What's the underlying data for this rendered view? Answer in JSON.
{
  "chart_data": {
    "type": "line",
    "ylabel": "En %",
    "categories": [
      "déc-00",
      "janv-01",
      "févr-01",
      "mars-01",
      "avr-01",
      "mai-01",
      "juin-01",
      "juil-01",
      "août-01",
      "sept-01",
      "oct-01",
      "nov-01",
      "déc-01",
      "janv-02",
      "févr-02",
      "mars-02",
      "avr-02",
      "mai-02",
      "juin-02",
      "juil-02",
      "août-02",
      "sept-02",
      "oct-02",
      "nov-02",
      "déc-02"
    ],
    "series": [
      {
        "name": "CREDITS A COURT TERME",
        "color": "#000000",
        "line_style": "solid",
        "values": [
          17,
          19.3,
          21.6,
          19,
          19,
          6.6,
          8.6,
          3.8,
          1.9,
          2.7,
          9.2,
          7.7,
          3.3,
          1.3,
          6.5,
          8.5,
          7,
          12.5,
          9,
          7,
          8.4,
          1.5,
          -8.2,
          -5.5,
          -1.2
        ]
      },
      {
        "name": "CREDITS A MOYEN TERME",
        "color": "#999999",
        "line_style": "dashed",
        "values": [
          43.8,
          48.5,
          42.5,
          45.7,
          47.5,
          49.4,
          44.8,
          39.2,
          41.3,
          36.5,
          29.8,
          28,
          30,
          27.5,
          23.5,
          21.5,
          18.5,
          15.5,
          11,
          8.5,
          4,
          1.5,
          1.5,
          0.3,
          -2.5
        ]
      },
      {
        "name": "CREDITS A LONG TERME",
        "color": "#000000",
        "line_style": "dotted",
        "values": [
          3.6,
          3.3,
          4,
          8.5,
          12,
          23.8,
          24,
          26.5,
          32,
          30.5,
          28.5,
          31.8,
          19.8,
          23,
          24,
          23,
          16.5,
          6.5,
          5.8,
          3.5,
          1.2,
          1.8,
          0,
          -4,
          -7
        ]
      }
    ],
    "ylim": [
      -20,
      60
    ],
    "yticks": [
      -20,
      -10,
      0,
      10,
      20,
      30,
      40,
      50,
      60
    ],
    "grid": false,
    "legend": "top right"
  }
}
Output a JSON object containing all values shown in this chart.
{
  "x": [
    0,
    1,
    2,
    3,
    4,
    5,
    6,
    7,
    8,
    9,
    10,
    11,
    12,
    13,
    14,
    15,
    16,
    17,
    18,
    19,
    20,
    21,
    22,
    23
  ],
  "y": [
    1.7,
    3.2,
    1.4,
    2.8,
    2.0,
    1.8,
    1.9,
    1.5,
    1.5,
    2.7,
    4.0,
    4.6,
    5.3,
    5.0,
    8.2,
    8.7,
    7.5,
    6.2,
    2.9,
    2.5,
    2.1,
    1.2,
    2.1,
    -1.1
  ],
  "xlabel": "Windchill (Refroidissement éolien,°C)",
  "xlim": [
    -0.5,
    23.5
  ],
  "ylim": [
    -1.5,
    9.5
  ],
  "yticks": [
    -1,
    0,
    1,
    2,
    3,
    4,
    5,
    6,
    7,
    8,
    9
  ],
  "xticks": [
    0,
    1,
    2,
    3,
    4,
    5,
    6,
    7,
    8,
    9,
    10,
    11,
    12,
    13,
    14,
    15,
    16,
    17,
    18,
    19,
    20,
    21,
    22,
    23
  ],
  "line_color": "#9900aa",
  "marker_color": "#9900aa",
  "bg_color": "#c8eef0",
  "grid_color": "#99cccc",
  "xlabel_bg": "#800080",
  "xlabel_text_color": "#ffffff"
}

» What to produce
Output the lines from the line containing "Output a JSON" to the end, both included; add nothing.

» Expected answer
Output a JSON object containing all values shown in this chart.
{
  "x": [
    0,
    1,
    2,
    3,
    4,
    5,
    6,
    7,
    8,
    9,
    10,
    11,
    12,
    13,
    14,
    15,
    16,
    17,
    18,
    19,
    20,
    21,
    22,
    23
  ],
  "y": [
    1.7,
    3.2,
    1.4,
    2.8,
    2.0,
    1.8,
    1.9,
    1.5,
    1.5,
    2.7,
    4.0,
    4.6,
    5.3,
    5.0,
    8.2,
    8.7,
    7.5,
    6.2,
    2.9,
    2.5,
    2.1,
    1.2,
    2.1,
    -1.1
  ],
  "xlabel": "Windchill (Refroidissement éolien,°C)",
  "xlim": [
    -0.5,
    23.5
  ],
  "ylim": [
    -1.5,
    9.5
  ],
  "yticks": [
    -1,
    0,
    1,
    2,
    3,
    4,
    5,
    6,
    7,
    8,
    9
  ],
  "xticks": [
    0,
    1,
    2,
    3,
    4,
    5,
    6,
    7,
    8,
    9,
    10,
    11,
    12,
    13,
    14,
    15,
    16,
    17,
    18,
    19,
    20,
    21,
    22,
    23
  ],
  "line_color": "#9900aa",
  "marker_color": "#9900aa",
  "bg_color": "#c8eef0",
  "grid_color": "#99cccc",
  "xlabel_bg": "#800080",
  "xlabel_text_color": "#ffffff"
}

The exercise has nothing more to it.